Prompt » Give only the number of lines where "title" occurs.

Records provided »
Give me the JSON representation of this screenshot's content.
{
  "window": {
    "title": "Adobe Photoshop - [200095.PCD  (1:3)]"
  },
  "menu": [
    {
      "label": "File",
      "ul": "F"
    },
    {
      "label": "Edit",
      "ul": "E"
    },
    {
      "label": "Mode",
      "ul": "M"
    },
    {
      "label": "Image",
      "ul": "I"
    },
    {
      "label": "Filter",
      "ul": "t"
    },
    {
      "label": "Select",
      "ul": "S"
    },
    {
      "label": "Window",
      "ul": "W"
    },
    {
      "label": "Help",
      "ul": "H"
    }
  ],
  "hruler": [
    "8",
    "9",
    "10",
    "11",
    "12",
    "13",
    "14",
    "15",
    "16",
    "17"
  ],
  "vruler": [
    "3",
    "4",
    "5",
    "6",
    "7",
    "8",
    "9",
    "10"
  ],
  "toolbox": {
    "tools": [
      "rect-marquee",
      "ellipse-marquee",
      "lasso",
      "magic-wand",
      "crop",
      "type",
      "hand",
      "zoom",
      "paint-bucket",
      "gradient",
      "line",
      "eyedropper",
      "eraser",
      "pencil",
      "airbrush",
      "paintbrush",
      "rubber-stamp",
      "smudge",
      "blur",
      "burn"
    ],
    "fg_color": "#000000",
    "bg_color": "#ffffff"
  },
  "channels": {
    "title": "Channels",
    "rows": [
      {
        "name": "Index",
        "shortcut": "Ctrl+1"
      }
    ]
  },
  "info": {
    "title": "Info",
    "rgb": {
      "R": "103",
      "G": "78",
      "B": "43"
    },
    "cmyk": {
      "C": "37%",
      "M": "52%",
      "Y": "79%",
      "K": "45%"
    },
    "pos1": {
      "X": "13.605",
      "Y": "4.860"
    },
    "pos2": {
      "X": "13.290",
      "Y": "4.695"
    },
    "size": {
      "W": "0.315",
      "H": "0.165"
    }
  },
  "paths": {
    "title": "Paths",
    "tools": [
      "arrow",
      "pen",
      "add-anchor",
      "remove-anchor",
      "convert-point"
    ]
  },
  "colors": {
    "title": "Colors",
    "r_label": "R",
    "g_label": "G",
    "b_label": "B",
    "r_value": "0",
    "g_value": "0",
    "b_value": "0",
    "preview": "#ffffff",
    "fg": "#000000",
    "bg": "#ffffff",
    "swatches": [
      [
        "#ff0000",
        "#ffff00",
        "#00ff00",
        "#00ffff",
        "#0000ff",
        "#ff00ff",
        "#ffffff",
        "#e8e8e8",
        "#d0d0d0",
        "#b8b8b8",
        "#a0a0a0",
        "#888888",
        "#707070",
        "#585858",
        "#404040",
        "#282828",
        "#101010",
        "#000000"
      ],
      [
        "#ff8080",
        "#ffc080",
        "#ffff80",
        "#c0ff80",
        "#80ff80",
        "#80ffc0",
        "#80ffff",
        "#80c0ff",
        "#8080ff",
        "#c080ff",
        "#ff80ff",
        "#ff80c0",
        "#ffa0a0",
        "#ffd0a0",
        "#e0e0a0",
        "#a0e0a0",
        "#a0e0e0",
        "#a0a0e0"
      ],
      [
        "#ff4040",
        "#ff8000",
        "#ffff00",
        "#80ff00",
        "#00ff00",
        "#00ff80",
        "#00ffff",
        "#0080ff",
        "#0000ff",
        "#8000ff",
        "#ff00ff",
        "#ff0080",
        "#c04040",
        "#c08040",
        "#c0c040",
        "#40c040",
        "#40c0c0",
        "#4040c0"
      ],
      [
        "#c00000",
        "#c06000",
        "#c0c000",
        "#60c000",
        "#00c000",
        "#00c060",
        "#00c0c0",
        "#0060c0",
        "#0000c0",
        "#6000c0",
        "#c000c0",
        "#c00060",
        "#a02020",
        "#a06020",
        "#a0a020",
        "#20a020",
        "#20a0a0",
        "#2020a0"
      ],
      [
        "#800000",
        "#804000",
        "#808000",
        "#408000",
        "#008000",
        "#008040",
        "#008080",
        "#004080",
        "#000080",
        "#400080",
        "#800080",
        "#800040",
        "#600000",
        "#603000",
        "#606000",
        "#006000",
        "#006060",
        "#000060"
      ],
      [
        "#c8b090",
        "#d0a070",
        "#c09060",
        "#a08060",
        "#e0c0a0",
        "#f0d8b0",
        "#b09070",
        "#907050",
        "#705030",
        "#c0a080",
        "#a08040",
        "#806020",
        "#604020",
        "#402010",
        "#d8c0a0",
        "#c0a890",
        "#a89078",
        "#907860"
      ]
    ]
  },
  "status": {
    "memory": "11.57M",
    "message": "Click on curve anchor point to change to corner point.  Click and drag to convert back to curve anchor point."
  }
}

Expected output » 5